• Work instructions: Copy every line of the records below word for word, and leave out the pictures.

[Records of spatial annotations]
-*-*-

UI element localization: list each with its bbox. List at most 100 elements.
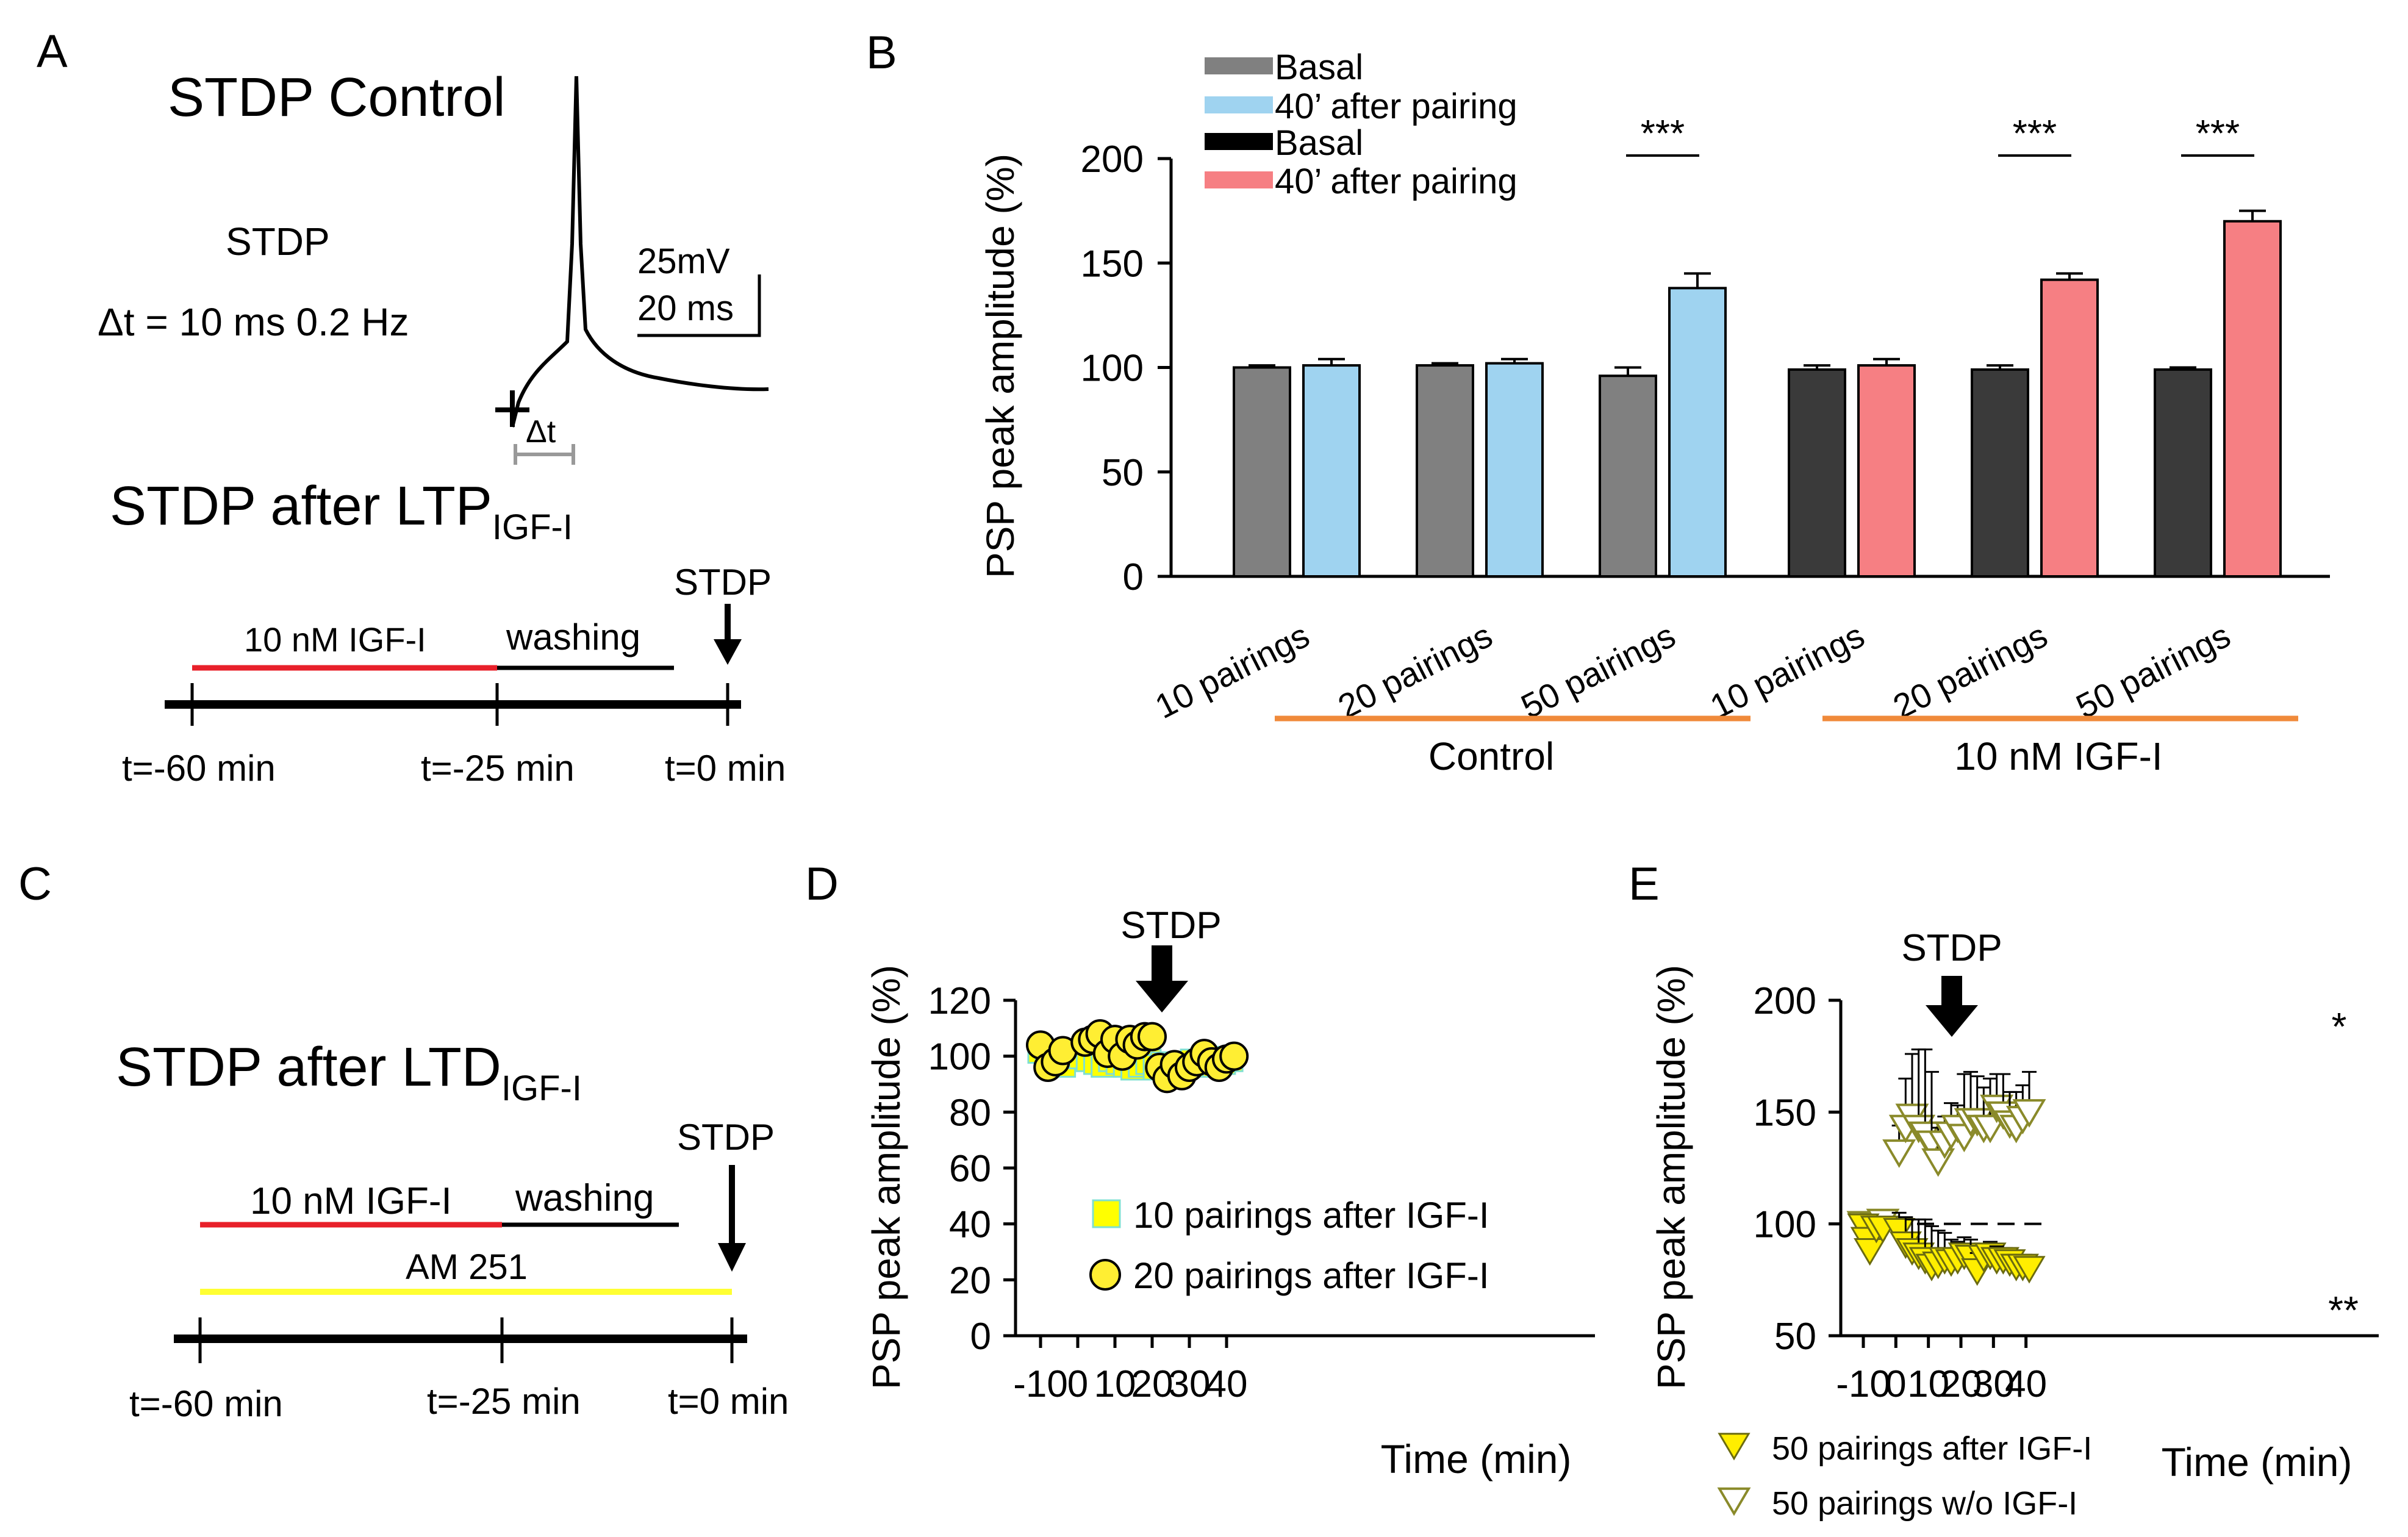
legend-label: 40’ after pairing bbox=[1275, 87, 1518, 126]
basal-bar bbox=[1416, 364, 1474, 578]
legend-label: 40’ after pairing bbox=[1275, 162, 1518, 201]
y-tick-label-d: 60 bbox=[949, 1148, 991, 1190]
category-label: 50 pairings bbox=[2070, 616, 2237, 726]
y-axis-label-d: PSP peak amplitude (%) bbox=[864, 965, 908, 1389]
basal-bar bbox=[1971, 368, 2029, 578]
legend-filled-triangle bbox=[1718, 1433, 1750, 1461]
stdp-annotation-d: STDP bbox=[1120, 905, 1221, 947]
legend-label-open: 50 pairings w/o IGF-I bbox=[1772, 1485, 2077, 1522]
basal-bar bbox=[1599, 374, 1657, 578]
legend-label-filled: 50 pairings after IGF-I bbox=[1772, 1430, 2092, 1467]
x-tick-label-e: -10 bbox=[1836, 1363, 1891, 1405]
stdp-arrowhead-c bbox=[718, 1243, 746, 1272]
after-pairing-bar bbox=[1302, 364, 1361, 578]
x-tick-label-d: -10 bbox=[1013, 1363, 1068, 1405]
panel-label-c: C bbox=[18, 858, 52, 910]
legend-label: Basal bbox=[1275, 48, 1363, 87]
after-pairing-bar bbox=[1668, 287, 1727, 578]
basal-bar bbox=[1233, 366, 1291, 578]
delta-t-bracket bbox=[514, 444, 575, 465]
panel-label-a: A bbox=[37, 26, 68, 77]
delta-t-label: Δt bbox=[526, 414, 556, 450]
y-tick-label-d: 40 bbox=[949, 1204, 991, 1246]
open-triangle-point bbox=[1921, 1148, 1955, 1177]
y-tick-label-d: 20 bbox=[949, 1259, 991, 1302]
category-label: 20 pairings bbox=[1887, 616, 2054, 726]
y-tick-label-b: 150 bbox=[1081, 243, 1144, 285]
category-label: 50 pairings bbox=[1515, 616, 1682, 726]
time-a2: t=-25 min bbox=[421, 748, 575, 789]
group-label-control: Control bbox=[1428, 734, 1554, 778]
x-tick-label-d: 10 bbox=[1094, 1363, 1136, 1405]
significance-top-e: * bbox=[2332, 1005, 2347, 1048]
y-tick-label-e: 200 bbox=[1754, 980, 1816, 1022]
y-axis-label-e: PSP peak amplitude (%) bbox=[1649, 965, 1693, 1389]
filled-triangle-point bbox=[1854, 1238, 1887, 1266]
significance-stars: *** bbox=[1641, 113, 1685, 155]
stdp-annotation-e: STDP bbox=[1901, 927, 2002, 969]
bar-chart-b: 0 50 100 150 200 PSP peak amplitude (%) 10 pai… bbox=[978, 48, 2330, 778]
y-axis-label-b: PSP peak amplitude (%) bbox=[978, 154, 1022, 578]
after-pairing-bar bbox=[2040, 278, 2099, 578]
x-tick-label-e: 10 bbox=[1907, 1363, 1949, 1405]
legend-label: Basal bbox=[1275, 123, 1363, 163]
legend-swatch bbox=[1205, 96, 1273, 113]
panel-label-e: E bbox=[1629, 858, 1660, 910]
y-tick-label-d: 0 bbox=[970, 1316, 991, 1358]
x-tick-label-e: 20 bbox=[1940, 1363, 1982, 1405]
after-pairing-bar bbox=[2223, 220, 2282, 578]
time-a1: t=-60 min bbox=[122, 748, 276, 789]
ltd-title: STDP after LTDIGF-I bbox=[116, 1037, 582, 1108]
stdp-arrowhead-d bbox=[1136, 981, 1188, 1012]
open-triangle-point bbox=[1882, 1139, 1916, 1168]
x-axis-label-d: Time (min) bbox=[1381, 1436, 1572, 1481]
y-tick-label-b: 200 bbox=[1081, 138, 1144, 181]
am251-label: AM 251 bbox=[406, 1247, 528, 1287]
open-triangle-point bbox=[1973, 1114, 2007, 1144]
legend-swatch bbox=[1205, 133, 1273, 150]
y-tick-label-e: 50 bbox=[1774, 1316, 1816, 1358]
time-c3: t=0 min bbox=[668, 1381, 789, 1422]
x-tick-label-e: 0 bbox=[1885, 1363, 1906, 1405]
stdp-label: STDP bbox=[226, 220, 330, 263]
significance-stars: *** bbox=[2196, 113, 2240, 155]
group-label-igf: 10 nM IGF-I bbox=[1954, 734, 2162, 778]
legend-square bbox=[1092, 1199, 1121, 1228]
x-tick-label-d: 20 bbox=[1131, 1363, 1174, 1405]
y-tick-label-d: 100 bbox=[928, 1036, 991, 1078]
x-tick-label-d: 30 bbox=[1169, 1363, 1211, 1405]
circle-point bbox=[1219, 1041, 1249, 1071]
y-tick-label-b: 100 bbox=[1081, 348, 1144, 390]
circle-point bbox=[1138, 1022, 1167, 1052]
stdp-control-title: STDP Control bbox=[168, 67, 506, 128]
stdp-arrow-shaft-e bbox=[1941, 976, 1962, 1006]
significance-stars: *** bbox=[2013, 113, 2057, 155]
stdp-arrowhead-e bbox=[1926, 1005, 1978, 1037]
x-axis-label-e: Time (min) bbox=[2162, 1439, 2352, 1485]
panel-label-d: D bbox=[805, 858, 839, 910]
stdp-arrow-label-c: STDP bbox=[677, 1117, 775, 1158]
x-tick-label-d: 40 bbox=[1206, 1363, 1248, 1405]
x-tick-label-e: 30 bbox=[1973, 1363, 2015, 1405]
stdp-arrowhead-a bbox=[714, 639, 742, 665]
washing-label-c: washing bbox=[515, 1177, 654, 1219]
category-label: 10 pairings bbox=[1149, 616, 1316, 726]
open-triangle-point bbox=[2012, 1099, 2046, 1128]
time-a3: t=0 min bbox=[665, 748, 786, 789]
igf-label-c: 10 nM IGF-I bbox=[250, 1180, 452, 1222]
stdp-arrow-shaft-d bbox=[1152, 945, 1172, 982]
igf-label-a: 10 nM IGF-I bbox=[244, 620, 426, 659]
scale-ms: 20 ms bbox=[637, 288, 734, 328]
legend-swatch bbox=[1205, 171, 1273, 188]
legend-label-circle: 20 pairings after IGF-I bbox=[1133, 1255, 1489, 1296]
time-c2: t=-25 min bbox=[427, 1381, 581, 1422]
y-tick-label-b: 50 bbox=[1102, 452, 1144, 494]
basal-bar bbox=[1788, 368, 1846, 578]
epsp-trace bbox=[511, 76, 769, 428]
category-label: 20 pairings bbox=[1332, 616, 1499, 726]
scale-mv: 25mV bbox=[637, 242, 730, 281]
y-tick-label-d: 80 bbox=[949, 1092, 991, 1134]
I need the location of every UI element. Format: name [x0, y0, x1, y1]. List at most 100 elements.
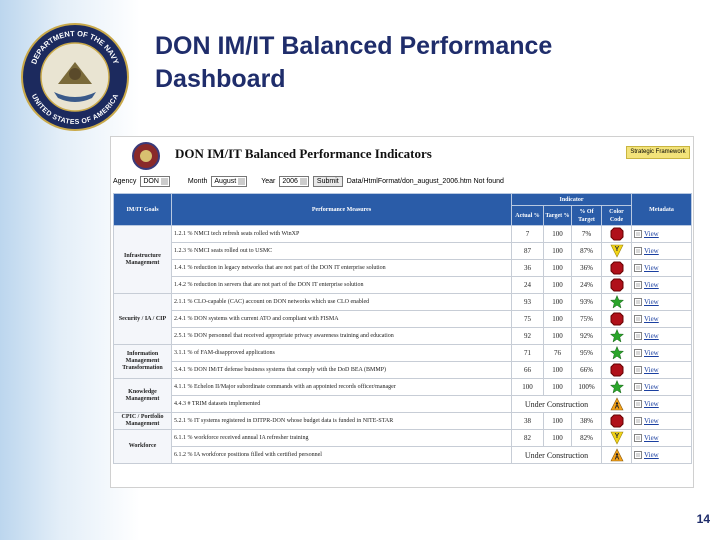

-*-*-

• Full response:
UI element localization: list each with its bbox. List at most 100 elements.
legend-label: 40’ after pairing bbox=[1275, 87, 1518, 126]
basal-bar bbox=[1416, 364, 1474, 578]
legend-label: 40’ after pairing bbox=[1275, 162, 1518, 201]
y-tick-label-d: 60 bbox=[949, 1148, 991, 1190]
category-label: 50 pairings bbox=[2070, 616, 2237, 726]
y-axis-label-d: PSP peak amplitude (%) bbox=[864, 965, 908, 1389]
basal-bar bbox=[1971, 368, 2029, 578]
legend-filled-triangle bbox=[1718, 1433, 1750, 1461]
stdp-annotation-d: STDP bbox=[1120, 905, 1221, 947]
legend-label-open: 50 pairings w/o IGF-I bbox=[1772, 1485, 2077, 1522]
basal-bar bbox=[1599, 374, 1657, 578]
legend-label-filled: 50 pairings after IGF-I bbox=[1772, 1430, 2092, 1467]
x-tick-label-e: -10 bbox=[1836, 1363, 1891, 1405]
stdp-arrowhead-c bbox=[718, 1243, 746, 1272]
after-pairing-bar bbox=[1302, 364, 1361, 578]
x-tick-label-d: -10 bbox=[1013, 1363, 1068, 1405]
panel-label-c: C bbox=[18, 858, 52, 910]
legend-label: Basal bbox=[1275, 48, 1363, 87]
after-pairing-bar bbox=[1668, 287, 1727, 578]
basal-bar bbox=[1233, 366, 1291, 578]
delta-t-bracket bbox=[514, 444, 575, 465]
panel-label-a: A bbox=[37, 26, 68, 77]
delta-t-label: Δt bbox=[526, 414, 556, 450]
y-tick-label-d: 40 bbox=[949, 1204, 991, 1246]
open-triangle-point bbox=[1921, 1148, 1955, 1177]
y-tick-label-d: 20 bbox=[949, 1259, 991, 1302]
category-label: 20 pairings bbox=[1887, 616, 2054, 726]
y-tick-label-b: 150 bbox=[1081, 243, 1144, 285]
category-label: 50 pairings bbox=[1515, 616, 1682, 726]
time-a2: t=-25 min bbox=[421, 748, 575, 789]
group-label-control: Control bbox=[1428, 734, 1554, 778]
x-tick-label-d: 10 bbox=[1094, 1363, 1136, 1405]
significance-top-e: * bbox=[2332, 1005, 2347, 1048]
y-tick-label-e: 200 bbox=[1754, 980, 1816, 1022]
y-axis-label-e: PSP peak amplitude (%) bbox=[1649, 965, 1693, 1389]
filled-triangle-point bbox=[1854, 1238, 1887, 1266]
significance-stars: *** bbox=[1641, 113, 1685, 155]
stdp-annotation-e: STDP bbox=[1901, 927, 2002, 969]
bar-chart-b: 0 50 100 150 200 PSP peak amplitude (%) 10 pai… bbox=[978, 48, 2330, 778]
y-axis-label-b: PSP peak amplitude (%) bbox=[978, 154, 1022, 578]
after-pairing-bar bbox=[2040, 278, 2099, 578]
x-tick-label-e: 10 bbox=[1907, 1363, 1949, 1405]
legend-label: Basal bbox=[1275, 123, 1363, 163]
legend-swatch bbox=[1205, 96, 1273, 113]
panel-label-e: E bbox=[1629, 858, 1660, 910]
y-tick-label-d: 0 bbox=[970, 1316, 991, 1358]
x-tick-label-e: 20 bbox=[1940, 1363, 1982, 1405]
after-pairing-bar bbox=[2223, 220, 2282, 578]
time-a1: t=-60 min bbox=[122, 748, 276, 789]
ltd-title: STDP after LTDIGF-I bbox=[116, 1037, 582, 1108]
stdp-arrowhead-d bbox=[1136, 981, 1188, 1012]
open-triangle-point bbox=[1882, 1139, 1916, 1168]
x-axis-label-d: Time (min) bbox=[1381, 1436, 1572, 1481]
y-tick-label-b: 200 bbox=[1081, 138, 1144, 181]
am251-label: AM 251 bbox=[406, 1247, 528, 1287]
open-triangle-point bbox=[1973, 1114, 2007, 1144]
legend-swatch bbox=[1205, 133, 1273, 150]
y-tick-label-e: 50 bbox=[1774, 1316, 1816, 1358]
time-c3: t=0 min bbox=[668, 1381, 789, 1422]
x-tick-label-e: 0 bbox=[1885, 1363, 1906, 1405]
stdp-label: STDP bbox=[226, 220, 330, 263]
significance-stars: *** bbox=[2196, 113, 2240, 155]
group-label-igf: 10 nM IGF-I bbox=[1954, 734, 2162, 778]
legend-square bbox=[1092, 1199, 1121, 1228]
x-tick-label-d: 20 bbox=[1131, 1363, 1174, 1405]
y-tick-label-d: 100 bbox=[928, 1036, 991, 1078]
x-tick-label-d: 30 bbox=[1169, 1363, 1211, 1405]
circle-point bbox=[1219, 1041, 1249, 1071]
y-tick-label-b: 100 bbox=[1081, 348, 1144, 390]
circle-point bbox=[1138, 1022, 1167, 1052]
stdp-control-title: STDP Control bbox=[168, 67, 506, 128]
stdp-arrow-shaft-e bbox=[1941, 976, 1962, 1006]
significance-stars: *** bbox=[2013, 113, 2057, 155]
stdp-arrowhead-e bbox=[1926, 1005, 1978, 1037]
x-axis-label-e: Time (min) bbox=[2162, 1439, 2352, 1485]
panel-label-d: D bbox=[805, 858, 839, 910]
stdp-arrow-label-c: STDP bbox=[677, 1117, 775, 1158]
x-tick-label-d: 40 bbox=[1206, 1363, 1248, 1405]
x-tick-label-e: 30 bbox=[1973, 1363, 2015, 1405]
stdp-arrowhead-a bbox=[714, 639, 742, 665]
washing-label-c: washing bbox=[515, 1177, 654, 1219]
category-label: 10 pairings bbox=[1149, 616, 1316, 726]
open-triangle-point bbox=[2012, 1099, 2046, 1128]
time-a3: t=0 min bbox=[665, 748, 786, 789]
igf-label-c: 10 nM IGF-I bbox=[250, 1180, 452, 1222]
stdp-arrow-shaft-d bbox=[1152, 945, 1172, 982]
igf-label-a: 10 nM IGF-I bbox=[244, 620, 426, 659]
scale-ms: 20 ms bbox=[637, 288, 734, 328]
legend-swatch bbox=[1205, 171, 1273, 188]
legend-label-circle: 20 pairings after IGF-I bbox=[1133, 1255, 1489, 1296]
time-c2: t=-25 min bbox=[427, 1381, 581, 1422]
y-tick-label-b: 50 bbox=[1102, 452, 1144, 494]
basal-bar bbox=[1788, 368, 1846, 578]
epsp-trace bbox=[511, 76, 769, 428]
category-label: 20 pairings bbox=[1332, 616, 1499, 726]
scale-mv: 25mV bbox=[637, 242, 730, 281]
y-tick-label-d: 80 bbox=[949, 1092, 991, 1134]
I need the location of every UI element. Format: name [x0, y0, x1, y1]. List at most 100 elements.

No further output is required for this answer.